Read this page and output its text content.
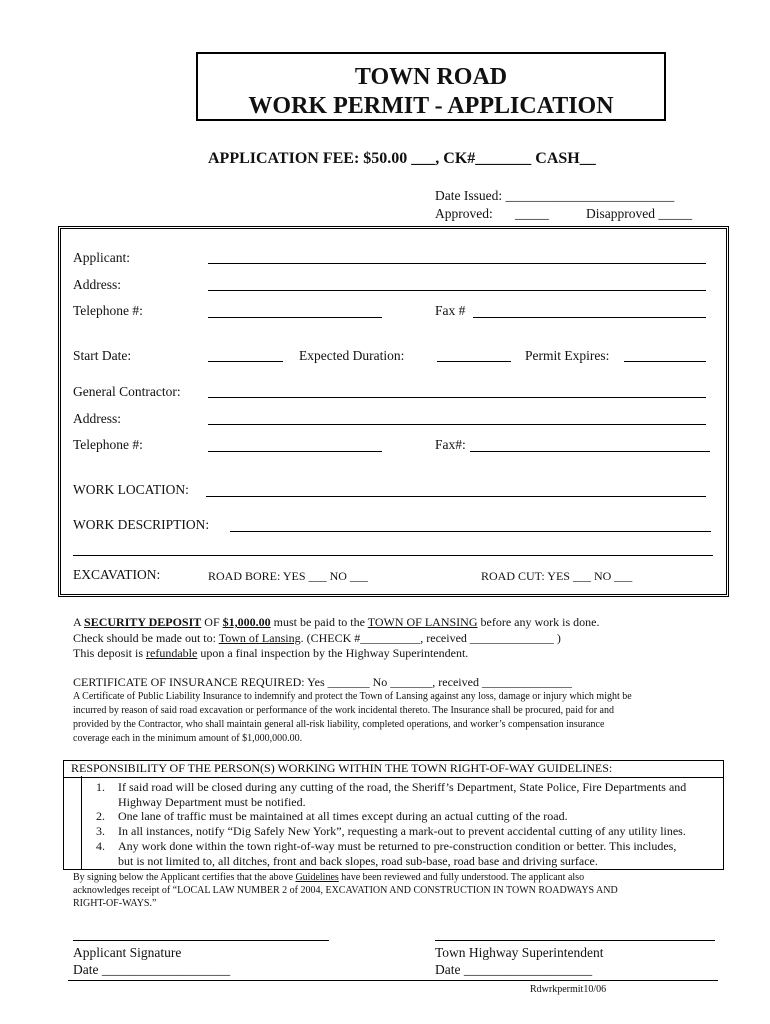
TOWN ROAD
WORK PERMIT - APPLICATION
APPLICATION FEE: $50.00 ___, CK#_______ CASH__
Date Issued: _________________________
Approved: _____	Disapproved _____
Applicant:
Address:
Telephone #:	Fax #
Start Date:	Expected Duration:	Permit Expires:
General Contractor:
Address:
Telephone #:	Fax#:
WORK LOCATION:
WORK DESCRIPTION:
EXCAVATION:	ROAD BORE: YES ___ NO ___	ROAD CUT: YES ___ NO ___
A SECURITY DEPOSIT OF $1,000.00 must be paid to the TOWN OF LANSING before any work is done.
Check should be made out to: Town of Lansing. (CHECK #__________, received ______________ )
This deposit is refundable upon a final inspection by the Highway Superintendent.
CERTIFICATE OF INSURANCE REQUIRED: Yes _______ No _______, received _______________
A Certificate of Public Liability Insurance to indemnify and protect the Town of Lansing against any loss, damage or injury which might be
incurred by reason of said road excavation or performance of the work incidental thereto. The Insurance shall be procured, paid for and
provided by the Contractor, who shall maintain general all-risk liability, completed operations, and worker’s compensation insurance
coverage each in the minimum amount of $1,000,000.00.
RESPONSIBILITY OF THE PERSON(S) WORKING WITHIN THE TOWN RIGHT-OF-WAY GUIDELINES:
1. If said road will be closed during any cutting of the road, the Sheriff’s Department, State Police, Fire Departments and
Highway Department must be notified.
2. One lane of traffic must be maintained at all times except during an actual cutting of the road.
3. In all instances, notify “Dig Safely New York”, requesting a mark-out to prevent accidental cutting of any utility lines.
4. Any work done within the town right-of-way must be returned to pre-construction condition or better. This includes,
but is not limited to, all ditches, front and back slopes, road sub-base, road base and driving surface.
By signing below the Applicant certifies that the above Guidelines have been reviewed and fully understood. The applicant also
acknowledges receipt of “LOCAL LAW NUMBER 2 of 2004, EXCAVATION AND CONSTRUCTION IN TOWN ROADWAYS AND
RIGHT-OF-WAYS.”
Applicant Signature
Date ___________________
Town Highway Superintendent
Date ___________________
Rdwrkpermit10/06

..........

TASK DIRECTIONS –
Each line of the data that includes the word "must" counts once; report the total and nothing more.

THE COMPLETED TASK –
4